→ Problem requirements
Exactly as given, repeat all of the entries.

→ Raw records
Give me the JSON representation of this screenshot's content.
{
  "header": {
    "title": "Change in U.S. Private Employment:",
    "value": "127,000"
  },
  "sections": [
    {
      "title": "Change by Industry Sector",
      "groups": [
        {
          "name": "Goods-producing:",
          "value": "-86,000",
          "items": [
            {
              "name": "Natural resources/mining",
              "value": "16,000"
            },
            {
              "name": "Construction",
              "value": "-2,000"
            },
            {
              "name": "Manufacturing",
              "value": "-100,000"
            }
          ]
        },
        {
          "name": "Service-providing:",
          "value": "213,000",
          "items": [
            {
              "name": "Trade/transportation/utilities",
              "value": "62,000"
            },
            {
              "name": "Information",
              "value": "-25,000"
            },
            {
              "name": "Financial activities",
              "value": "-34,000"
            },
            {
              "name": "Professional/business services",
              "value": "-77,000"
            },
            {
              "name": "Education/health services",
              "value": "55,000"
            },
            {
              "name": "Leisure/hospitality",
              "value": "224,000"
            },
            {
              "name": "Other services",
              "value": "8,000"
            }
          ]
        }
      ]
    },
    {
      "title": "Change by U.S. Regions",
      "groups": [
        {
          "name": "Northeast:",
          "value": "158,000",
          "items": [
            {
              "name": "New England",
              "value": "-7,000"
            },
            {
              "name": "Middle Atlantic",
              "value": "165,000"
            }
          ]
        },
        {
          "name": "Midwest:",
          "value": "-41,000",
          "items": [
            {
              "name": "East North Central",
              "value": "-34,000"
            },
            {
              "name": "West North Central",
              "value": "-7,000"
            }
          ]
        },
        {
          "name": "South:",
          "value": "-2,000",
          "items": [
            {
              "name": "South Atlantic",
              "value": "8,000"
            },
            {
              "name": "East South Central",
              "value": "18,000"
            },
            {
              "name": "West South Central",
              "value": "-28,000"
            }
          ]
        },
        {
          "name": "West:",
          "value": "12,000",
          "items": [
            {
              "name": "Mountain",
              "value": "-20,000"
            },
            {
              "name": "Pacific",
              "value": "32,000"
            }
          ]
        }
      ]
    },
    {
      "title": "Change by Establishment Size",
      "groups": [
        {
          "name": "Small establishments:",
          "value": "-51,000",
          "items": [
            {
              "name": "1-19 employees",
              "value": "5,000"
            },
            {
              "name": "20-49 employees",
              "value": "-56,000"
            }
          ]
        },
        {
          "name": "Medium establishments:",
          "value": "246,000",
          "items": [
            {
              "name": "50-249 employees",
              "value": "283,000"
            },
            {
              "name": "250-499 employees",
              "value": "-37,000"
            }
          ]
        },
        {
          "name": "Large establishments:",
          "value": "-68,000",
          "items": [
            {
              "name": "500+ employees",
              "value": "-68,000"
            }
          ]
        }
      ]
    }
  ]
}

→ Result of the task
Give me the JSON representation of this screenshot's content.
{
  "header": {
    "title": "Change in U.S. Private Employment:",
    "value": "127,000"
  },
  "sections": [
    {
      "title": "Change by Industry Sector",
      "groups": [
        {
          "name": "Goods-producing:",
          "value": "-86,000",
          "items": [
            {
              "name": "Natural resources/mining",
              "value": "16,000"
            },
            {
              "name": "Construction",
              "value": "-2,000"
            },
            {
              "name": "Manufacturing",
              "value": "-100,000"
            }
          ]
        },
        {
          "name": "Service-providing:",
          "value": "213,000",
          "items": [
            {
              "name": "Trade/transportation/utilities",
              "value": "62,000"
            },
            {
              "name": "Information",
              "value": "-25,000"
            },
            {
              "name": "Financial activities",
              "value": "-34,000"
            },
            {
              "name": "Professional/business services",
              "value": "-77,000"
            },
            {
              "name": "Education/health services",
              "value": "55,000"
            },
            {
              "name": "Leisure/hospitality",
              "value": "224,000"
            },
            {
              "name": "Other services",
              "value": "8,000"
            }
          ]
        }
      ]
    },
    {
      "title": "Change by U.S. Regions",
      "groups": [
        {
          "name": "Northeast:",
          "value": "158,000",
          "items": [
            {
              "name": "New England",
              "value": "-7,000"
            },
            {
              "name": "Middle Atlantic",
              "value": "165,000"
            }
          ]
        },
        {
          "name": "Midwest:",
          "value": "-41,000",
          "items": [
            {
              "name": "East North Central",
              "value": "-34,000"
            },
            {
              "name": "West North Central",
              "value": "-7,000"
            }
          ]
        },
        {
          "name": "South:",
          "value": "-2,000",
          "items": [
            {
              "name": "South Atlantic",
              "value": "8,000"
            },
            {
              "name": "East South Central",
              "value": "18,000"
            },
            {
              "name": "West South Central",
              "value": "-28,000"
            }
          ]
        },
        {
          "name": "West:",
          "value": "12,000",
          "items": [
            {
              "name": "Mountain",
              "value": "-20,000"
            },
            {
              "name": "Pacific",
              "value": "32,000"
            }
          ]
        }
      ]
    },
    {
      "title": "Change by Establishment Size",
      "groups": [
        {
          "name": "Small establishments:",
          "value": "-51,000",
          "items": [
            {
              "name": "1-19 employees",
              "value": "5,000"
            },
            {
              "name": "20-49 employees",
              "value": "-56,000"
            }
          ]
        },
        {
          "name": "Medium establishments:",
          "value": "246,000",
          "items": [
            {
              "name": "50-249 employees",
              "value": "283,000"
            },
            {
              "name": "250-499 employees",
              "value": "-37,000"
            }
          ]
        },
        {
          "name": "Large establishments:",
          "value": "-68,000",
          "items": [
            {
              "name": "500+ employees",
              "value": "-68,000"
            }
          ]
        }
      ]
    }
  ]
}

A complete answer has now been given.